Start of MATERIALS PROVIDED

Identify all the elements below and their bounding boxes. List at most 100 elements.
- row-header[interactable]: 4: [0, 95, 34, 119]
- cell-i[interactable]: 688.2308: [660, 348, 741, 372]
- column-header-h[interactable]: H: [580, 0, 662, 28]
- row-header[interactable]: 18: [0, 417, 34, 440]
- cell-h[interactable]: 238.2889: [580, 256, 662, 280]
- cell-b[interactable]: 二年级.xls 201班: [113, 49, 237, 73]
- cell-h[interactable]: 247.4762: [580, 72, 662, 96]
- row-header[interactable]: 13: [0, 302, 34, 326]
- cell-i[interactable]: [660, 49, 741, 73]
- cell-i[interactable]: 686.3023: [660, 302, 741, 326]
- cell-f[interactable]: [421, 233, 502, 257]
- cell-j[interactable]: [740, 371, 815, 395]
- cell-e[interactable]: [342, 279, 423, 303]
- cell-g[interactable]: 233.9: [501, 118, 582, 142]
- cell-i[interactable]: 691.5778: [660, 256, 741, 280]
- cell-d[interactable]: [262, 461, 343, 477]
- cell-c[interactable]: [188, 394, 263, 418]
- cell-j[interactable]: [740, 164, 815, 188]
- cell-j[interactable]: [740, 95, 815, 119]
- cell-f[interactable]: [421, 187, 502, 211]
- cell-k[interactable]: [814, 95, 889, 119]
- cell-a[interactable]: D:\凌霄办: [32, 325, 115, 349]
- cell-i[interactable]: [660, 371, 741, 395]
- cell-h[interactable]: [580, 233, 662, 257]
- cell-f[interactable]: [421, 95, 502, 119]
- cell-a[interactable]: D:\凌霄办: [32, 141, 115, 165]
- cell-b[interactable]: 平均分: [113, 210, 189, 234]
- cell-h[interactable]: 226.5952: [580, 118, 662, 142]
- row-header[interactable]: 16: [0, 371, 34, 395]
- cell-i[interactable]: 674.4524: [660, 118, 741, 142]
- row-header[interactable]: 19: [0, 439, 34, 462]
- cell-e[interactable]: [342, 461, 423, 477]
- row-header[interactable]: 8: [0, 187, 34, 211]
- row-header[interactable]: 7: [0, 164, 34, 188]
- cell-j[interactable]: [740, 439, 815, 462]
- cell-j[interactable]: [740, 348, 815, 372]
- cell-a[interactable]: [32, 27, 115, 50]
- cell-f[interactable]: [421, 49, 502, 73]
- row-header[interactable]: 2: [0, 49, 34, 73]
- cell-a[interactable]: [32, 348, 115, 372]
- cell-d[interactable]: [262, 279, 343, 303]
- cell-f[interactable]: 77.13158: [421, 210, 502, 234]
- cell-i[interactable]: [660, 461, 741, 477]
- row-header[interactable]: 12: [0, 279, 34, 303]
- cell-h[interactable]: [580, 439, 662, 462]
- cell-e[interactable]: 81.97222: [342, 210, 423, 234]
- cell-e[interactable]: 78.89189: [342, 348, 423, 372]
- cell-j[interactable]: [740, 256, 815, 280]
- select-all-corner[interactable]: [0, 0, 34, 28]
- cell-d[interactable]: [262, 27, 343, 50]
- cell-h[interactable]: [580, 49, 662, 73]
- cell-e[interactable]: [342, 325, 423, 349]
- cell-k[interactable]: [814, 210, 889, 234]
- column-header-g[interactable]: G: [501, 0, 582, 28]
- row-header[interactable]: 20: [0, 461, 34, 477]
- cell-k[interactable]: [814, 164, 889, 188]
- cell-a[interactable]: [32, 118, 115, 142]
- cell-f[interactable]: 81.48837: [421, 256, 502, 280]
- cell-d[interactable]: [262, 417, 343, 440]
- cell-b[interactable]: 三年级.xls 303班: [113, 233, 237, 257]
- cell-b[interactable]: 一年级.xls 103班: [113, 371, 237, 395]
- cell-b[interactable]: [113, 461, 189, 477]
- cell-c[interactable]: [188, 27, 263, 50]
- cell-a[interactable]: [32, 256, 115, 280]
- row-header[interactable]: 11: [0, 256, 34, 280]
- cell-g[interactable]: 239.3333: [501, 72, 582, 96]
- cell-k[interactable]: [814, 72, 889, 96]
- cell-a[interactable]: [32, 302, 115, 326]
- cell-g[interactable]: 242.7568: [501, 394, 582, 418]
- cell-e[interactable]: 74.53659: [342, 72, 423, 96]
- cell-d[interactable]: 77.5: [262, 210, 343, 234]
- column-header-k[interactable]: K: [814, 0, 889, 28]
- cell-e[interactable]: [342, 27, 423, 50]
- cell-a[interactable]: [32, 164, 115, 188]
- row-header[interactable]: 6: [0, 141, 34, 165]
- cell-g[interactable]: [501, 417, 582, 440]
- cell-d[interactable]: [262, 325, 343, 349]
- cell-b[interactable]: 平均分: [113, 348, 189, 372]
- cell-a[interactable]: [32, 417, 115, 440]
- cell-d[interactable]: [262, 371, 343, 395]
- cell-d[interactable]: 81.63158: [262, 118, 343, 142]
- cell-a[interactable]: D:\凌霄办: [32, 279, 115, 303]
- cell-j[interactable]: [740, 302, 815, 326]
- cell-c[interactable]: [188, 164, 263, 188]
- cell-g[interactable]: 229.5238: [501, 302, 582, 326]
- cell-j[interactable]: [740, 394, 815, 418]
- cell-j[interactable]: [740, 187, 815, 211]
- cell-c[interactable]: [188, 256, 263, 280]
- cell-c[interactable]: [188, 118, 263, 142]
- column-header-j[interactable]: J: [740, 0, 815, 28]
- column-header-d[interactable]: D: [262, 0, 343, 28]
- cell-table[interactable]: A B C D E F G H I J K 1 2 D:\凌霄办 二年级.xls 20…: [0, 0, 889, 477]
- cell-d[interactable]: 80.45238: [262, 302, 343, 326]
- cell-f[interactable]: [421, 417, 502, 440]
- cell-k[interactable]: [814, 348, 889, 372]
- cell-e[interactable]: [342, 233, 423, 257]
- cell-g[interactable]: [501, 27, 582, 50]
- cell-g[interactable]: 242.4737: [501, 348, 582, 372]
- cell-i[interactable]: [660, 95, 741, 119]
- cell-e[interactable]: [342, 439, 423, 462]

End of MATERIALS PROVIDED

- _REQUEST_
Output the items from the first line through the line containing "- column-header-h[interactable]: H: [580, 0, 662, 28]", inclusive, as a JSON list of strings with one string per line and blank lines omitted.

- _FULL SOLUTION_
[
  "Identify all the elements below and their bounding boxes. List at most 100 elements.",
  "- row-header[interactable]: 4: [0, 95, 34, 119]",
  "- cell-i[interactable]: 688.2308: [660, 348, 741, 372]",
  "- column-header-h[interactable]: H: [580, 0, 662, 28]"
]